— PROBLEM DESCRIPTION —
Among the entries, which lines carry the string "Bonneau"? Copy every one.

— RECORDS FOR THIS EXERCISE —
* * * * * * *
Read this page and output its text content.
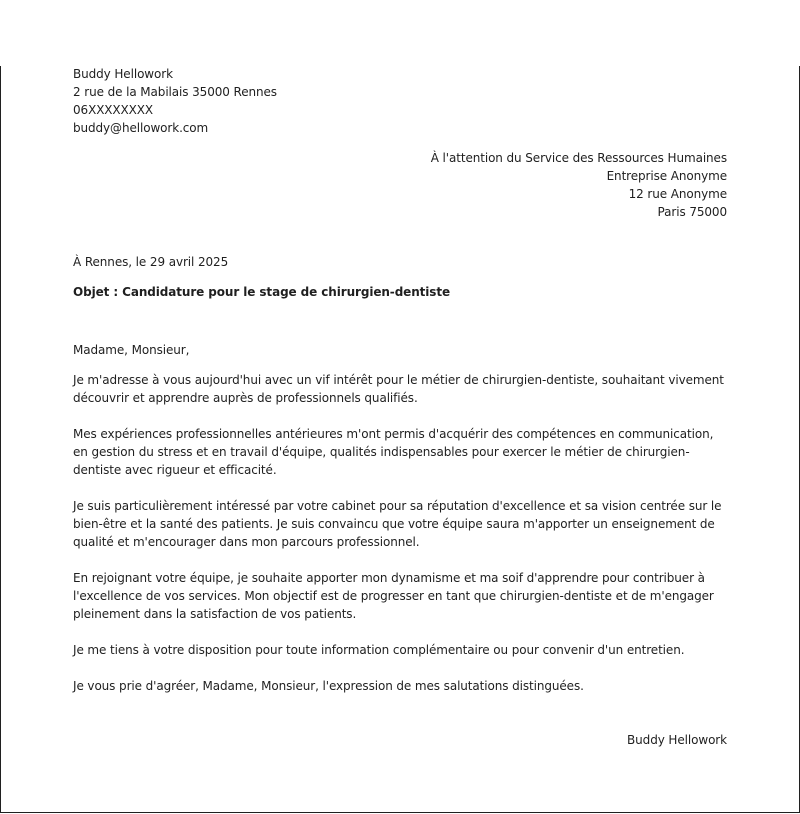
Buddy Hellowork
2 rue de la Mabilais 35000 Rennes
06XXXXXXXX
buddy@hellowork.com
À l'attention du Service des Ressources Humaines
Entreprise Anonyme
12 rue Anonyme
Paris 75000
À Rennes, le 29 avril 2025
Objet : Candidature pour le stage de chirurgien-dentiste
Madame, Monsieur,
Je m'adresse à vous aujourd'hui avec un vif intérêt pour le métier de chirurgien-dentiste, souhaitant vivement découvrir et apprendre auprès de professionnels qualifiés.
Mes expériences professionnelles antérieures m'ont permis d'acquérir des compétences en communication, en gestion du stress et en travail d'équipe, qualités indispensables pour exercer le métier de chirurgien-dentiste avec rigueur et efficacité.
Je suis particulièrement intéressé par votre cabinet pour sa réputation d'excellence et sa vision centrée sur le bien-être et la santé des patients. Je suis convaincu que votre équipe saura m'apporter un enseignement de qualité et m'encourager dans mon parcours professionnel.
En rejoignant votre équipe, je souhaite apporter mon dynamisme et ma soif d'apprendre pour contribuer à l'excellence de vos services. Mon objectif est de progresser en tant que chirurgien-dentiste et de m'engager pleinement dans la satisfaction de vos patients.
Je me tiens à votre disposition pour toute information complémentaire ou pour convenir d'un entretien.
Je vous prie d'agréer, Madame, Monsieur, l'expression de mes salutations distinguées.
Buddy Hellowork
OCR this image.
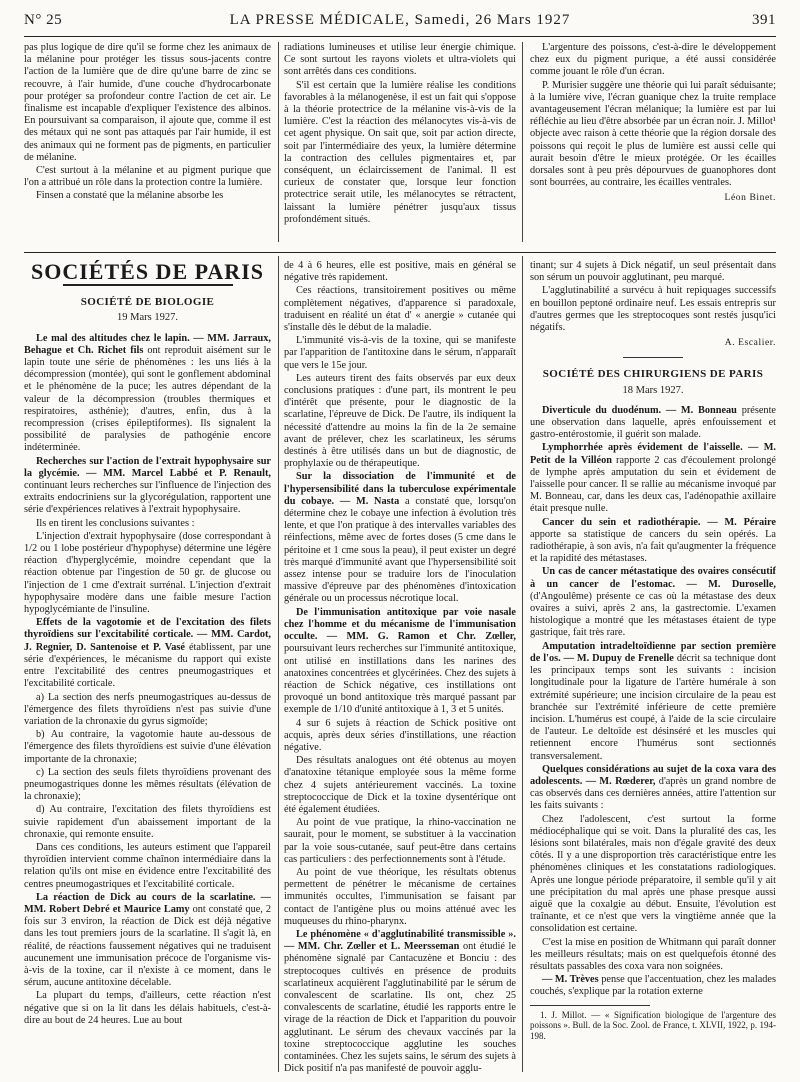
N° 25	LA PRESSE MÉDICALE, Samedi, 26 Mars 1927	391

pas plus logique de dire qu'il se forme chez les animaux de la mélanine pour protéger les tissus sous-jacents contre l'action de la lumière que de dire qu'une barre de zinc se recouvre, à l'air humide, d'une couche d'hydrocarbonate pour protéger sa profondeur contre l'action de cet air. Le finalisme est incapable d'expliquer l'existence des albinos. En poursuivant sa comparaison, il ajoute que, comme il est des métaux qui ne sont pas attaqués par l'air humide, il est des animaux qui ne forment pas de pigments, en particulier de mélanine.

C'est surtout à la mélanine et au pigment purique que l'on a attribué un rôle dans la protection contre la lumière.

Finsen a constaté que la mélanine absorbe les

radiations lumineuses et utilise leur énergie chimique. Ce sont surtout les rayons violets et ultra-violets qui sont arrêtés dans ces conditions.

S'il est certain que la lumière réalise les conditions favorables à la mélanogenèse, il est un fait qui s'oppose à la théorie protectrice de la mélanine vis-à-vis de la lumière. C'est la réaction des mélanocytes vis-à-vis de cet agent physique. On sait que, soit par action directe, soit par l'intermédiaire des yeux, la lumière détermine la contraction des cellules pigmentaires et, par conséquent, un éclaircissement de l'animal. Il est curieux de constater que, lorsque leur fonction protectrice serait utile, les mélanocytes se rétractent, laissant la lumière pénétrer jusqu'aux tissus profondément situés.

L'argenture des poissons, c'est-à-dire le développement chez eux du pigment purique, a été aussi considérée comme jouant le rôle d'un écran.

P. Murisier suggère une théorie qui lui paraît séduisante; à la lumière vive, l'écran guanique chez la truite remplace avantageusement l'écran mélanique; la lumière est par lui réfléchie au lieu d'être absorbée par un écran noir. J. Millot¹ objecte avec raison à cette théorie que la région dorsale des poissons qui reçoit le plus de lumière est aussi celle qui aurait besoin d'être le mieux protégée. Or les écailles dorsales sont à peu près dépourvues de guanophores dont sont bourrées, au contraire, les écailles ventrales.

Léon Binet.
SOCIÉTÉS DE PARIS
SOCIÉTÉ DE BIOLOGIE
19 Mars 1927.

Le mal des altitudes chez le lapin. — MM. Jarraux, Behague et Ch. Richet fils ont reproduit aisément sur le lapin toute une série de phénomènes : les uns liés à la décompression (montée), qui sont le gonflement abdominal et le phénomène de la puce; les autres dépendant de la valeur de la décompression (troubles thermiques et respiratoires, asthénie); d'autres, enfin, dus à la recompression (crises épileptiformes). Ils signalent la possibilité de paralysies de pathogénie encore indéterminée.

Recherches sur l'action de l'extrait hypophysaire sur la glycémie. — MM. Marcel Labbé et P. Renault, continuant leurs recherches sur l'influence de l'injection des extraits endocriniens sur la glycorégulation, rapportent une série d'expériences relatives à l'extrait hypophysaire.

Ils en tirent les conclusions suivantes :

L'injection d'extrait hypophysaire (dose correspondant à 1/2 ou 1 lobe postérieur d'hypophyse) détermine une légère réaction d'hyperglycémie, moindre cependant que la réaction obtenue par l'ingestion de 50 gr. de glucose ou l'injection de 1 cme d'extrait surrénal. L'injection d'extrait hypophysaire modère dans une faible mesure l'action hypoglycémiante de l'insuline.

Effets de la vagotomie et de l'excitation des filets thyroïdiens sur l'excitabilité corticale. — MM. Cardot, J. Regnier, D. Santenoise et P. Vasé établissent, par une série d'expériences, le mécanisme du rapport qui existe entre l'excitabilité des centres pneumogastriques et l'excitabilité corticale.

a) La section des nerfs pneumogastriques au-dessus de l'émergence des filets thyroïdiens n'est pas suivie d'une variation de la chronaxie du gyrus sigmoïde;

b) Au contraire, la vagotomie haute au-dessous de l'émergence des filets thyroïdiens est suivie d'une élévation importante de la chronaxie;

c) La section des seuls filets thyroïdiens provenant des pneumogastriques donne les mêmes résultats (élévation de la chronaxie);

d) Au contraire, l'excitation des filets thyroïdiens est suivie rapidement d'un abaissement important de la chronaxie, qui remonte ensuite.

Dans ces conditions, les auteurs estiment que l'appareil thyroïdien intervient comme chaînon intermédiaire dans la relation qu'ils ont mise en évidence entre l'excitabilité des centres pneumogastriques et l'excitabilité corticale.

La réaction de Dick au cours de la scarlatine. — MM. Robert Debré et Maurice Lamy ont constaté que, 2 fois sur 3 environ, la réaction de Dick est déjà négative dans les tout premiers jours de la scarlatine. Il s'agit là, en réalité, de réactions faussement négatives qui ne traduisent aucunement une immunisation précoce de l'organisme vis-à-vis de la toxine, car il n'existe à ce moment, dans le sérum, aucune antitoxine décelable.

La plupart du temps, d'ailleurs, cette réaction n'est négative que si on la lit dans les délais habituels, c'est-à-dire au bout de 24 heures. Lue au bout

de 4 à 6 heures, elle est positive, mais en général se négative très rapidement.

Ces réactions, transitoirement positives ou même complètement négatives, d'apparence si paradoxale, traduisent en réalité un état d' « anergie » cutanée qui s'installe dès le début de la maladie.

L'immunité vis-à-vis de la toxine, qui se manifeste par l'apparition de l'antitoxine dans le sérum, n'apparaît que vers le 15e jour.

Les auteurs tirent des faits observés par eux deux conclusions pratiques : d'une part, ils montrent le peu d'intérêt que présente, pour le diagnostic de la scarlatine, l'épreuve de Dick. De l'autre, ils indiquent la nécessité d'attendre au moins la fin de la 2e semaine avant de prélever, chez les scarlatineux, les sérums destinés à être utilisés dans un but de diagnostic, de prophylaxie ou de thérapeutique.

Sur la dissociation de l'immunité et de l'hypersensibilité dans la tuberculose expérimentale du cobaye. — M. Nasta a constaté que, lorsqu'on détermine chez le cobaye une infection à évolution très lente, et que l'on pratique à des intervalles variables des réinfections, même avec de fortes doses (5 cme dans le péritoine et 1 cme sous la peau), il peut exister un degré très marqué d'immunité avant que l'hypersensibilité soit assez intense pour se traduire lors de l'inoculation massive d'épreuve par des phénomènes d'intoxication générale ou un processus nécrotique local.

De l'immunisation antitoxique par voie nasale chez l'homme et du mécanisme de l'immunisation occulte. — MM. G. Ramon et Chr. Zœller, poursuivant leurs recherches sur l'immunité antitoxique, ont utilisé en instillations dans les narines des anatoxines concentrées et glycérinées. Chez des sujets à réaction de Schick négative, ces instillations ont provoqué un bond antitoxique très marqué passant par exemple de 1/10 d'unité antitoxique à 1, 3 et 5 unités.

4 sur 6 sujets à réaction de Schick positive ont acquis, après deux séries d'instillations, une réaction négative.

Des résultats analogues ont été obtenus au moyen d'anatoxine tétanique employée sous la même forme chez 4 sujets antérieurement vaccinés. La toxine streptococcique de Dick et la toxine dysentérique ont été également étudiées.

Au point de vue pratique, la rhino-vaccination ne saurait, pour le moment, se substituer à la vaccination par la voie sous-cutanée, sauf peut-être dans certains cas particuliers : des perfectionnements sont à l'étude.

Au point de vue théorique, les résultats obtenus permettent de pénétrer le mécanisme de certaines immunités occultes, l'immunisation se faisant par contact de l'antigène plus ou moins atténué avec les muqueuses du rhino-pharynx.

Le phénomène « d'agglutinabilité transmissible ». — MM. Chr. Zœller et L. Meersseman ont étudié le phénomène signalé par Cantacuzène et Bonciu : des streptocoques cultivés en présence de produits scarlatineux acquièrent l'agglutinabilité par le sérum de convalescent de scarlatine. Ils ont, chez 25 convalescents de scarlatine, étudié les rapports entre le virage de la réaction de Dick et l'apparition du pouvoir agglutinant. Le sérum des chevaux vaccinés par la toxine streptococcique agglutine les souches contaminées. Chez les sujets sains, le sérum des sujets à Dick positif n'a pas manifesté de pouvoir agglu-

tinant; sur 4 sujets à Dick négatif, un seul présentait dans son sérum un pouvoir agglutinant, peu marqué.

L'agglutinabilité a survécu à huit repiquages successifs en bouillon peptoné ordinaire neuf. Les essais entrepris sur d'autres germes que les streptocoques sont restés jusqu'ici négatifs.

A. Escalier.
SOCIÉTÉ DES CHIRURGIENS DE PARIS
18 Mars 1927.

Diverticule du duodénum. — M. Bonneau présente une observation dans laquelle, après enfouissement et gastro-entérostomie, il guérit son malade.

Lymphorrhée après évidement de l'aisselle. — M. Petit de la Villéon rapporte 2 cas d'écoulement prolongé de lymphe après amputation du sein et évidement de l'aisselle pour cancer. Il se rallie au mécanisme invoqué par M. Bonneau, car, dans les deux cas, l'adénopathie axillaire était presque nulle.

Cancer du sein et radiothérapie. — M. Péraire apporte sa statistique de cancers du sein opérés. La radiothérapie, à son avis, n'a fait qu'augmenter la fréquence et la rapidité des métastases.

Un cas de cancer métastatique des ovaires consécutif à un cancer de l'estomac. — M. Duroselle, (d'Angoulême) présente ce cas où la métastase des deux ovaires a suivi, après 2 ans, la gastrectomie. L'examen histologique a montré que les métastases étaient de type gastrique, fait très rare.

Amputation intradeltoïdienne par section première de l'os. — M. Dupuy de Frenelle décrit sa technique dont les principaux temps sont les suivants : incision longitudinale pour la ligature de l'artère humérale à son extrémité supérieure; une incision circulaire de la peau est branchée sur l'extrémité inférieure de cette première incision. L'humérus est coupé, à l'aide de la scie circulaire de l'auteur. Le deltoïde est désinséré et les muscles qui retiennent encore l'humérus sont sectionnés transversalement.

Quelques considérations au sujet de la coxa vara des adolescents. — M. Rœderer, d'après un grand nombre de cas observés dans ces dernières années, attire l'attention sur les faits suivants :

Chez l'adolescent, c'est surtout la forme médiocéphalique qui se voit. Dans la pluralité des cas, les lésions sont bilatérales, mais non d'égale gravité des deux côtés. Il y a une disproportion très caractéristique entre les phénomènes cliniques et les constatations radiologiques. Après une longue période préparatoire, il semble qu'il y ait une précipitation du mal après une phase presque aussi aiguë que la coxalgie au début. Ensuite, l'évolution est traînante, et ce n'est que vers la vingtième année que la consolidation est certaine.

C'est la mise en position de Whitmann qui paraît donner les meilleurs résultats; mais on est quelquefois étonné des résultats passables des coxa vara non soignées.

— M. Trèves pense que l'accentuation, chez les malades couchés, s'explique par la rotation externe

1. J. Millot. — « Signification biologique de l'argenture des poissons ». Bull. de la Soc. Zool. de France, t. XLVII, 1922, p. 194-198.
* * * * * * *
— ANSWER SPACE —
Diverticule du duodénum. — M. Bonneau présente une observation dans laquelle, après enfouissement et gastro-entérostomie, il guérit son malade.
Lymphorrhée après évidement de l'aisselle. — M. Petit de la Villéon rapporte 2 cas d'écoulement prolongé de lymphe après amputation du sein et évidement de l'aisselle pour cancer. Il se rallie au mécanisme invoqué par M. Bonneau, car, dans les deux cas, l'adénopathie axillaire était presque nulle.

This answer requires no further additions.